# How much do you feed a bottomless puppy-pit?



## LadysDad (Sep 29, 2011)

Our little Lady seems to just want to eat and eat and eat. We give her a cup of her puppy food in the morning for breakfast, and one again for dinner. If we're not on top of it, she'll also eat all the cat food if we don't remember to remove the cat dish. She always seems hungry, and I know that's mostly a puppy thing, but at 3 months, is that enough for a growing puppy?


----------



## Rainheart (Nov 28, 2010)

It really depends on the food you are feeding. I feed proplan and Beamer gets 3 cups total for the day. He eats twice a day.


----------



## LibertyME (Jan 6, 2007)

your ticker says she is 8 weeks old....
2-1/4 - 3 cups of food per day is typical...so you could offer her a bit more...


----------



## Candyjanney (Aug 26, 2011)

I was feeding mine as much as he would eat in the beginning which wasn't much. Over the past 3 weeks he suddenly eats like a cow and ended up putting on like 5 pounds in a week so I do a cup 3 times a day and i mix his evening cup with a little wet food and he is CONSTANTLY looking for more. 9_9 He eats Blue Buffalo Puppy and just loves the taste so much I don't think he understands when he's full.


----------



## mylissyk (Feb 25, 2007)

My general rule of thumb is 3 cups per day for puppies under 6 months old. My current foster boy is 6 months, started growing like a weed and ended up being really thin and ribby, I upped his food to 4 cups for now just so he isn't too thin.


----------



## jackie_hubert (Jun 2, 2010)

How many calories is the food?

They eat like piggies - they're Goldens afterall!


----------



## Elisabeth Kazup (Aug 23, 2008)

We free fed Penny at that age. Her bowl was never empty. She had regular poos @ 8 a.m. and 4 p.m. so eating whenever she wanted wasn't a problem with that. She poo'd at those 2 times from day 1.


----------



## Willow52 (Aug 14, 2009)

3 cups a days seems like a lot for a 8 week old pup. At 8 weeks Hank was eating around 1 1/2cups a day (1/2 cup x 3 times/day).


----------



## mylissyk (Feb 25, 2007)

I guess I should say I offer 1 cup, 3 times a day. Sometimes they don't eat it all until they are more like 10-12 weeks.


----------



## Elisabeth Kazup (Aug 23, 2008)

I'm certainly no expert but just speculating that because different dogs grow at different rates, puppies should have as much food as they want. Of course, drawing the line when/if the puppy is simply gorging itself and potentially causing health problems.

If she seems THAT hungry, then give her another 1/2 cup or so.


----------



## Sterling Archer (Feb 8, 2011)

We free fed butter until he was five months or so. He never gorged himself...just nibbled here and there when he was younger. I didn't want to take his bowl away as I was afraid he wouldn't get enough to eat. 

Since about five months...I've gone by the recommendation on the bag. Each time he's seen the vet, she's said that he was a healthy weight. At this point (~10 months), he gets 2.5 cups (Purina or Pedigree...I don't remember) twice a day. He has free reign of the yard most days and a min pin to torment, so he doesn't have a problem burning off his calories.

*Given request A*: In the puppy-feeding thread, how many cups of food does Beamer get per day?
*Given request B*: Rewrite the part of the puppy-feeding thread starting with "## Willow52 (Aug" and going on through "like 10-12 weeks.", putting "my pup" in place of "Hank".
*Given request C*: Continue the puppy-feeding thread from where it stops.

*Dataset records*:
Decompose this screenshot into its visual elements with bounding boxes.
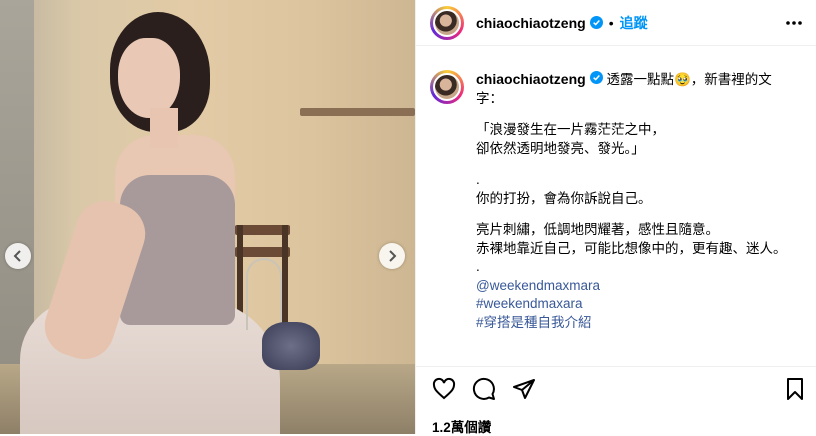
- avatar[interactable]: [430, 5, 464, 40]
- post-side-panel: chiaochiaotzeng • 追蹤 chiaochiaotzeng 透露一…: [415, 0, 816, 436]
- mention-link[interactable]: @weekendmaxmara: [476, 277, 806, 296]
- photo-bag-strap: [246, 258, 282, 330]
- caption-dot-2: .: [476, 259, 480, 274]
- caption-username[interactable]: chiaochiaotzeng: [476, 71, 586, 87]
- caption-line-sequins: 亮片刺繡，低調地閃耀著，感性且隨意。: [476, 222, 719, 237]
- likes-count[interactable]: 1.2萬個讚: [432, 416, 491, 436]
- caption-text: chiaochiaotzeng 透露一點點🥹，新書裡的文 字： 「浪漫發生在一片…: [476, 70, 806, 332]
- follow-button[interactable]: 追蹤: [620, 13, 648, 33]
- post-header: chiaochiaotzeng • 追蹤: [416, 0, 816, 46]
- caption-line-dress: 你的打扮，會為你訴說自己。: [476, 190, 652, 206]
- caption-quote-line-2: 卻依然透明地發亮、發光。」: [476, 140, 645, 156]
- post-photo: [0, 0, 415, 434]
- header-username[interactable]: chiaochiaotzeng: [476, 15, 586, 31]
- more-options-icon[interactable]: [785, 14, 803, 32]
- photo-neck: [150, 108, 178, 148]
- next-image-button[interactable]: [379, 243, 405, 269]
- verified-badge-icon: [589, 16, 603, 29]
- bookmark-icon[interactable]: [783, 377, 807, 401]
- caption-second-line: 字：: [476, 90, 503, 106]
- hashtag-link[interactable]: #weekendmaxara: [476, 295, 806, 314]
- caption-avatar[interactable]: [430, 70, 464, 104]
- header-separator: •: [608, 14, 614, 31]
- share-icon[interactable]: [512, 377, 536, 401]
- caption-dot-1: .: [476, 172, 480, 187]
- photo-face: [118, 38, 180, 118]
- comment-icon[interactable]: [472, 377, 496, 401]
- photo-bag: [262, 322, 320, 370]
- instagram-post: chiaochiaotzeng • 追蹤 chiaochiaotzeng 透露一…: [0, 0, 816, 436]
- chevron-right-icon: [389, 250, 397, 262]
- caption-first-line-rest: ，新書裡的文: [690, 72, 772, 87]
- caption-first-line: 透露一點點: [606, 72, 674, 87]
- photo-shelf: [300, 108, 415, 116]
- chevron-left-icon: [13, 250, 21, 262]
- heart-icon[interactable]: [432, 377, 456, 401]
- action-bar: [416, 366, 816, 410]
- caption-quote-line-1: 「浪漫發生在一片霧茫茫之中，: [476, 122, 665, 137]
- hashtag-link[interactable]: #穿搭是種自我介紹: [476, 314, 806, 333]
- caption-line-bare: 赤裸地靠近自己，可能比想像中的，更有趣、迷人。: [476, 240, 787, 256]
- verified-badge-icon: [589, 71, 603, 84]
- previous-image-button[interactable]: [5, 243, 31, 269]
- post-caption: chiaochiaotzeng 透露一點點🥹，新書裡的文 字： 「浪漫發生在一片…: [430, 70, 810, 332]
- caption-emoji: 🥹: [673, 72, 691, 87]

*Output A*: Beamer gets 3 cups total per day.

*Output B*:
## Willow52 (Aug 14, 2009)

3 cups a days seems like a lot for a 8 week old pup. At 8 weeks my pup was eating around 1 1/2cups a day (1/2 cup x 3 times/day).


----------



## mylissyk (Feb 25, 2007)

I guess I should say I offer 1 cup, 3 times a day. Sometimes they don't eat it all until they are more like 10-12 weeks.

*Output C*:
----------



## ozzy'smom (Jun 18, 2011)

I think most people are feeding 3 times/day at that age. You might want to add a little more and space it out for her. I could never free feed Ozzy. Seriously, he would never stop eating.


----------



## Maximus'sMom (Oct 2, 2011)

We just got a puppy(Max)today and we intend to feed him three time a day 3/4 a cup and see how that goes.


----------



## Bella's Mama (Jun 12, 2011)

We feed our 5 months old 5 cups a day. We got chastised at the kennel we took her to because they said she was underweight. We are seeing how this new food arrangement goes and if she gets fat.


----------



## Deb_Bayne (Mar 18, 2011)

I fed Bayne his daily allotment 3 times a day until 6 months.


----------



## aerolor (May 27, 2011)

At 8 weeks until 12 weeks my pup was on 4 meals a day, regularly spaced. At 12 weeks I reduced to 3 and between 5-6 months went down to 2 meals, adjusting the quantities as I go along. I do not free feed, but do look and feel to judge if she is getting enough.


----------



## MGMF (May 13, 2009)

If your pup is at a healthy weight she is getting enough. Some puppies will never be satisfied. If you think she could afford a little more weight add a 1/2 cup during the day maybe as a lunch. Wait a week or so to make sure she doesn't gain to much. Then adjust again if needed. Don't adjust because they are beggers. I have one that would eat you out of house and home. She get two cups a day and looks perfect weight. Would she want more....definately....she is part pig.


----------



## LadysDad (Sep 29, 2011)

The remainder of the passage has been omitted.